------ RECORDS SUPPLIED

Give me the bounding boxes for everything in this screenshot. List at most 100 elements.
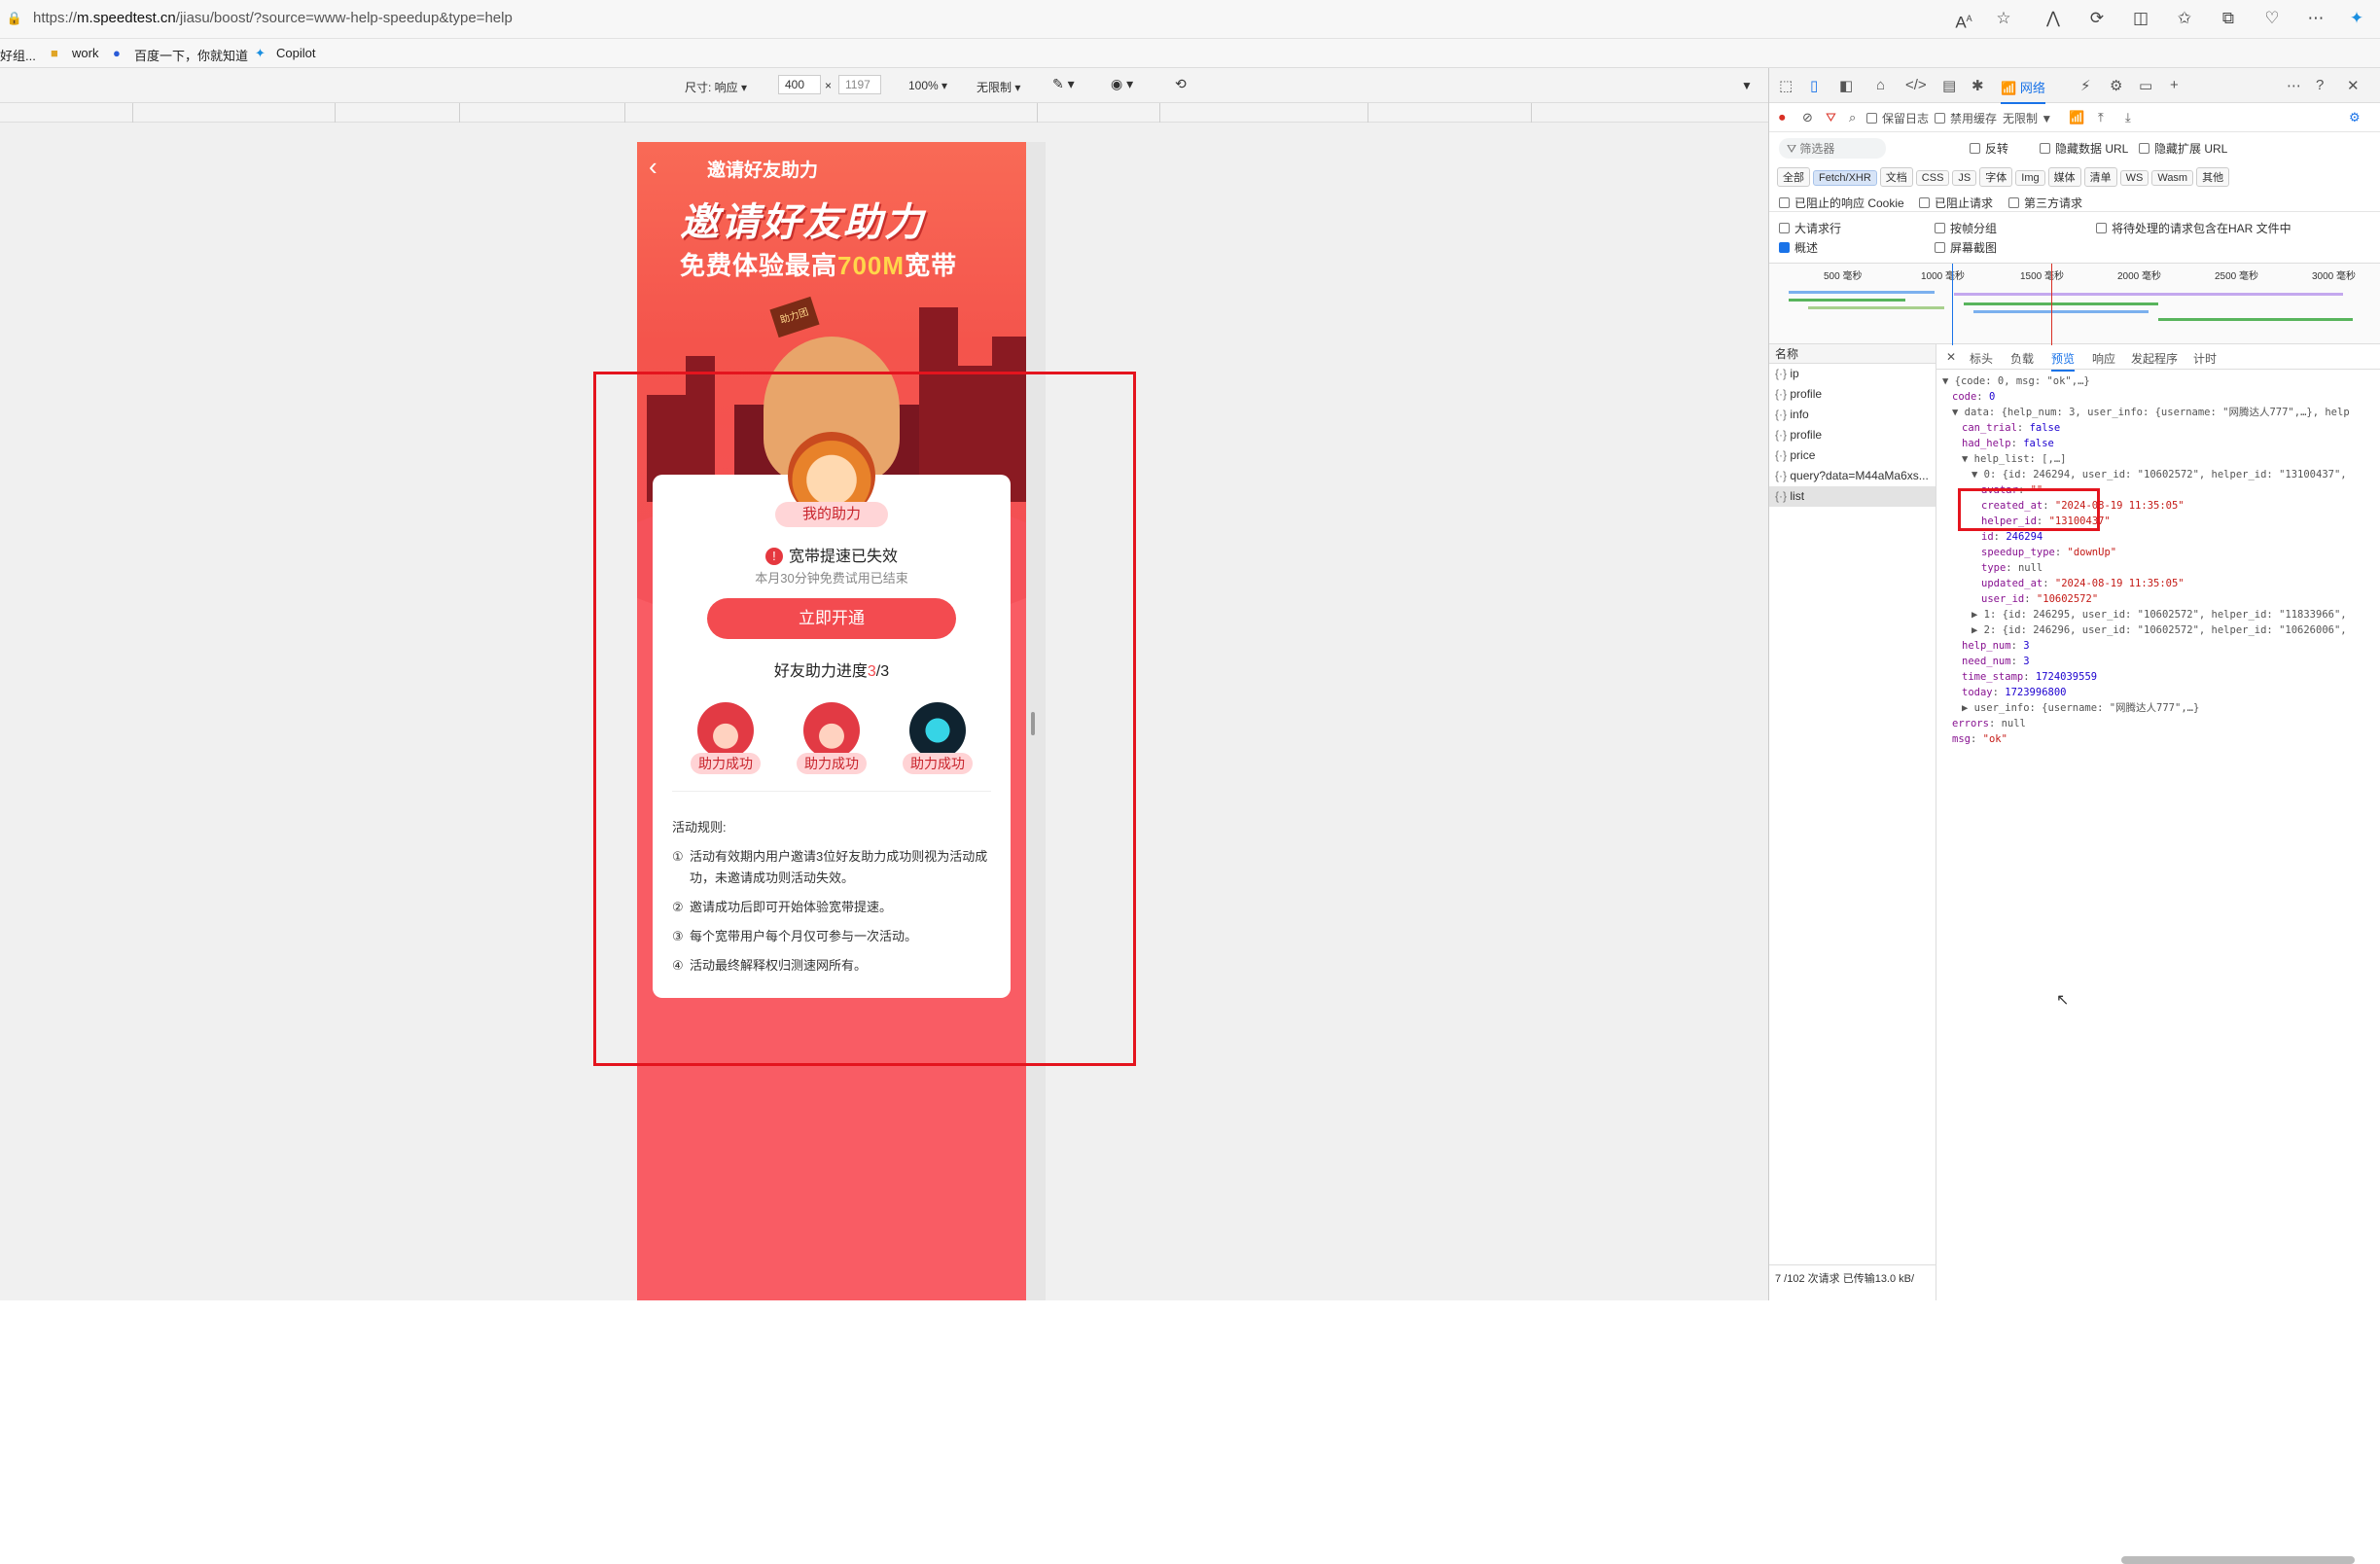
- elements-icon[interactable]: </>: [1905, 77, 1927, 93]
- close-devtools-icon[interactable]: ✕: [2347, 77, 2360, 94]
- tab-headers[interactable]: 标头: [1970, 350, 1993, 367]
- timeline-overview[interactable]: 500 毫秒 1000 毫秒 1500 毫秒 2000 毫秒 2500 毫秒 3…: [1769, 263, 2380, 345]
- bookmark-copilot[interactable]: Copilot: [276, 46, 315, 60]
- throttle-select[interactable]: 无限制 ▼: [2003, 110, 2052, 126]
- chip-css[interactable]: CSS: [1915, 170, 1950, 186]
- json-preview[interactable]: ▼ {code: 0, msg: "ok",…} code: 0 ▼ data: {…: [1942, 373, 2350, 747]
- browser-essentials-icon[interactable]: ♡: [2261, 8, 2283, 29]
- application-icon[interactable]: ▭: [2139, 77, 2152, 94]
- lock-icon[interactable]: 🔒: [4, 8, 25, 29]
- dock-icon[interactable]: ◧: [1839, 77, 1853, 94]
- copilot-icon[interactable]: ✦: [2346, 8, 2367, 29]
- request-row[interactable]: {·} profile: [1769, 425, 1936, 445]
- tab-network[interactable]: 📶 网络: [2001, 78, 2045, 104]
- bookmark-item[interactable]: 好组...: [0, 46, 36, 64]
- eye-icon[interactable]: ◉ ▾: [1111, 76, 1133, 92]
- home-icon[interactable]: ⌂: [1876, 77, 1885, 93]
- sources-icon[interactable]: ✱: [1971, 77, 1984, 94]
- extension-icon[interactable]: ⋀: [2043, 8, 2064, 29]
- screenshots-checkbox[interactable]: 屏幕截图: [1935, 239, 1997, 256]
- record-icon[interactable]: ⏺: [1779, 110, 1786, 125]
- device-toggle-icon[interactable]: ▯: [1810, 77, 1818, 94]
- request-row[interactable]: {·} info: [1769, 405, 1936, 425]
- url-field[interactable]: https://m.speedtest.cn/jiasu/boost/?sour…: [33, 10, 513, 26]
- tab-timing[interactable]: 计时: [2193, 350, 2217, 367]
- width-input[interactable]: 400: [778, 75, 821, 94]
- chip-all[interactable]: 全部: [1777, 167, 1810, 187]
- wifi-icon[interactable]: 📶: [2069, 110, 2084, 125]
- throttle-select[interactable]: 无限制 ▾: [977, 79, 1020, 95]
- rotate-icon[interactable]: ⟲: [1175, 76, 1187, 92]
- help-icon[interactable]: ?: [2316, 77, 2324, 93]
- chip-other[interactable]: 其他: [2196, 167, 2230, 187]
- chip-js[interactable]: JS: [1952, 170, 1977, 186]
- dimensions-select[interactable]: 尺寸: 响应 ▾: [685, 79, 747, 95]
- filter-input[interactable]: ⛛ 筛选器: [1779, 138, 1886, 159]
- json-line[interactable]: today: 1723996800: [1942, 685, 2350, 700]
- json-line[interactable]: ▶ user_info: {username: "网腾达人777",…}: [1942, 700, 2350, 716]
- chip-media[interactable]: 媒体: [2047, 167, 2081, 187]
- settings-gear-icon[interactable]: ⚙: [2349, 110, 2361, 125]
- request-row[interactable]: {·} ip: [1769, 364, 1936, 384]
- close-detail-icon[interactable]: ✕: [1946, 350, 1956, 364]
- hide-ext-url-checkbox[interactable]: 隐藏扩展 URL: [2139, 140, 2227, 157]
- chevron-left-icon[interactable]: ‹: [649, 152, 657, 182]
- inspect-icon[interactable]: ⬚: [1779, 77, 1793, 94]
- request-row[interactable]: {·} profile: [1769, 384, 1936, 405]
- json-line[interactable]: id: 246294: [1942, 529, 2350, 545]
- json-line[interactable]: help_num: 3: [1942, 638, 2350, 654]
- chip-img[interactable]: Img: [2015, 170, 2045, 186]
- zoom-select[interactable]: 100% ▾: [908, 79, 947, 92]
- json-line[interactable]: ▼ data: {help_num: 3, user_info: {userna…: [1942, 405, 2350, 420]
- json-line[interactable]: updated_at: "2024-08-19 11:35:05": [1942, 576, 2350, 591]
- favorites-icon[interactable]: ✩: [2174, 8, 2195, 29]
- overview-checkbox[interactable]: 概述: [1779, 239, 1818, 256]
- tab-initiator[interactable]: 发起程序: [2131, 350, 2178, 367]
- pen-icon[interactable]: ✎ ▾: [1052, 76, 1075, 92]
- bookmark-work[interactable]: work: [72, 46, 98, 60]
- device-menu-icon[interactable]: ▼: [1741, 79, 1753, 92]
- memory-icon[interactable]: ⚙: [2110, 77, 2122, 94]
- read-aloud-icon[interactable]: AA: [1953, 8, 1974, 32]
- json-line[interactable]: time_stamp: 1724039559: [1942, 669, 2350, 685]
- json-line[interactable]: ▼ {code: 0, msg: "ok",…}: [1942, 373, 2350, 389]
- request-row-selected[interactable]: {·} list: [1769, 486, 1936, 507]
- json-line[interactable]: ▶ 1: {id: 246295, user_id: "10602572", h…: [1942, 607, 2350, 622]
- big-rows-checkbox[interactable]: 大请求行: [1779, 220, 1841, 236]
- refresh-icon[interactable]: ⟳: [2086, 8, 2108, 29]
- har-checkbox[interactable]: 将待处理的请求包含在HAR 文件中: [2096, 220, 2291, 236]
- more-icon[interactable]: ⋯: [2287, 77, 2301, 94]
- chip-doc[interactable]: 文档: [1879, 167, 1913, 187]
- group-by-frame-checkbox[interactable]: 按帧分组: [1935, 220, 1997, 236]
- chip-fetch-xhr[interactable]: Fetch/XHR: [1813, 170, 1877, 186]
- blocked-requests-checkbox[interactable]: 已阻止请求: [1919, 195, 1993, 211]
- chip-manifest[interactable]: 清单: [2083, 167, 2117, 187]
- tab-preview[interactable]: 预览: [2051, 350, 2076, 372]
- clear-icon[interactable]: ⊘: [1802, 110, 1813, 125]
- json-line[interactable]: code: 0: [1942, 389, 2350, 405]
- performance-icon[interactable]: ⚡: [2080, 77, 2091, 94]
- json-line[interactable]: type: null: [1942, 560, 2350, 576]
- chip-font[interactable]: 字体: [1979, 167, 2013, 187]
- disable-cache-checkbox[interactable]: 禁用缓存: [1935, 110, 1997, 126]
- name-column-header[interactable]: 名称: [1769, 344, 1936, 364]
- json-line[interactable]: ▶ 2: {id: 246296, user_id: "10602572", h…: [1942, 622, 2350, 638]
- request-row[interactable]: {·} query?data=M44aMa6xs...: [1769, 466, 1936, 486]
- hide-data-url-checkbox[interactable]: 隐藏数据 URL: [2040, 140, 2128, 157]
- json-line[interactable]: errors: null: [1942, 716, 2350, 731]
- horizontal-scrollbar[interactable]: [2121, 1556, 2355, 1564]
- tab-response[interactable]: 响应: [2092, 350, 2115, 367]
- json-line[interactable]: can_trial: false: [1942, 420, 2350, 436]
- json-line[interactable]: ▼ 0: {id: 246294, user_id: "10602572", h…: [1942, 467, 2350, 482]
- collections-icon[interactable]: ⧉: [2218, 8, 2239, 29]
- invert-checkbox[interactable]: 反转: [1970, 140, 2008, 157]
- favorite-star-icon[interactable]: ☆: [1993, 8, 2014, 29]
- import-icon[interactable]: ⤒: [2098, 110, 2104, 125]
- add-tab-icon[interactable]: +: [2170, 77, 2179, 93]
- more-menu-icon[interactable]: ⋯: [2305, 8, 2327, 29]
- blocked-cookies-checkbox[interactable]: 已阻止的响应 Cookie: [1779, 195, 1904, 211]
- json-line[interactable]: user_id: "10602572": [1942, 591, 2350, 607]
- json-line[interactable]: need_num: 3: [1942, 654, 2350, 669]
- third-party-checkbox[interactable]: 第三方请求: [2008, 195, 2082, 211]
- json-line[interactable]: speedup_type: "downUp": [1942, 545, 2350, 560]
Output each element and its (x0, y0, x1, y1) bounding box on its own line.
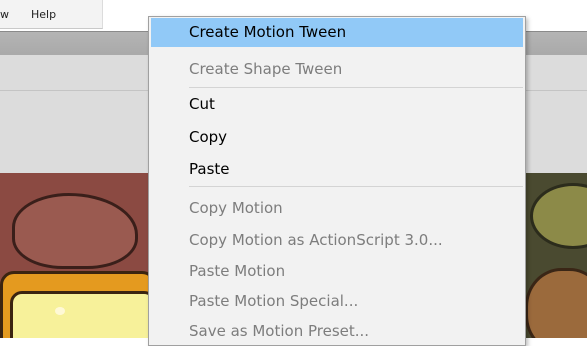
menu-item-copy-motion-as-actionscript[interactable]: Copy Motion as ActionScript 3.0... (151, 226, 523, 255)
menu-help[interactable]: Help (31, 8, 56, 21)
menu-window[interactable]: w (0, 8, 9, 21)
menu-separator (189, 186, 523, 187)
sign-board-panel (10, 291, 156, 338)
menu-item-paste[interactable]: Paste (151, 155, 523, 184)
menu-item-paste-motion[interactable]: Paste Motion (151, 257, 523, 286)
menu-separator (189, 87, 523, 88)
menu-bar-strip: w Help (0, 0, 103, 29)
menu-item-copy[interactable]: Copy (151, 123, 523, 152)
menu-item-copy-motion[interactable]: Copy Motion (151, 194, 523, 223)
menu-item-cut[interactable]: Cut (151, 90, 523, 119)
context-menu: Create Motion Tween Create Shape Tween C… (148, 16, 526, 346)
sign-board-highlight (55, 307, 65, 315)
menu-item-paste-motion-special[interactable]: Paste Motion Special... (151, 287, 523, 316)
menu-item-create-shape-tween[interactable]: Create Shape Tween (151, 55, 523, 84)
menu-item-create-motion-tween[interactable]: Create Motion Tween (151, 18, 523, 47)
menu-item-save-as-motion-preset[interactable]: Save as Motion Preset... (151, 317, 523, 346)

------------

Turn the stretch from the line containing "- elements-icon[interactable]: </>: [1905, 77, 1927, 93]" through the line containing "- dock-icon[interactable]: ◧: [1839, 77, 1853, 94]" into a Markdown table with the columns "Row" and "Line." Number each line in order and leave out any blank lines.

=== SOLUTION FOR THIS TASK ===
| Row | Line |
|---|---|
| 1 | - elements-icon[interactable]: </>: [1905, 77, 1927, 93] |
| 2 | - close-devtools-icon[interactable]: ✕: [2347, 77, 2360, 94] |
| 3 | - tab-headers[interactable]: 标头: [1970, 350, 1993, 367] |
| 4 | - timeline-overview[interactable]: 500 毫秒 1000 毫秒 1500 毫秒 2000 毫秒 2500 毫秒 3…: [1769, 263, 2380, 345] |
| 5 | - bookmark-copilot[interactable]: Copilot: [276, 46, 315, 60] |
| 6 | - throttle-select[interactable]: 无限制 ▼: [2003, 110, 2052, 126] |
| 7 | - chip-css[interactable]: CSS: [1915, 170, 1950, 186] |
| 8 | - json-preview[interactable]: ▼ {code: 0, msg: "ok",…} code: 0 ▼ data: {…: [1942, 373, 2350, 747] |
| 9 | - browser-essentials-icon[interactable]: ♡: [2261, 8, 2283, 29] |
| 10 | - application-icon[interactable]: ▭: [2139, 77, 2152, 94] |
| 11 | - lock-icon[interactable]: 🔒: [4, 8, 25, 29] |
| 12 | - dock-icon[interactable]: ◧: [1839, 77, 1853, 94] |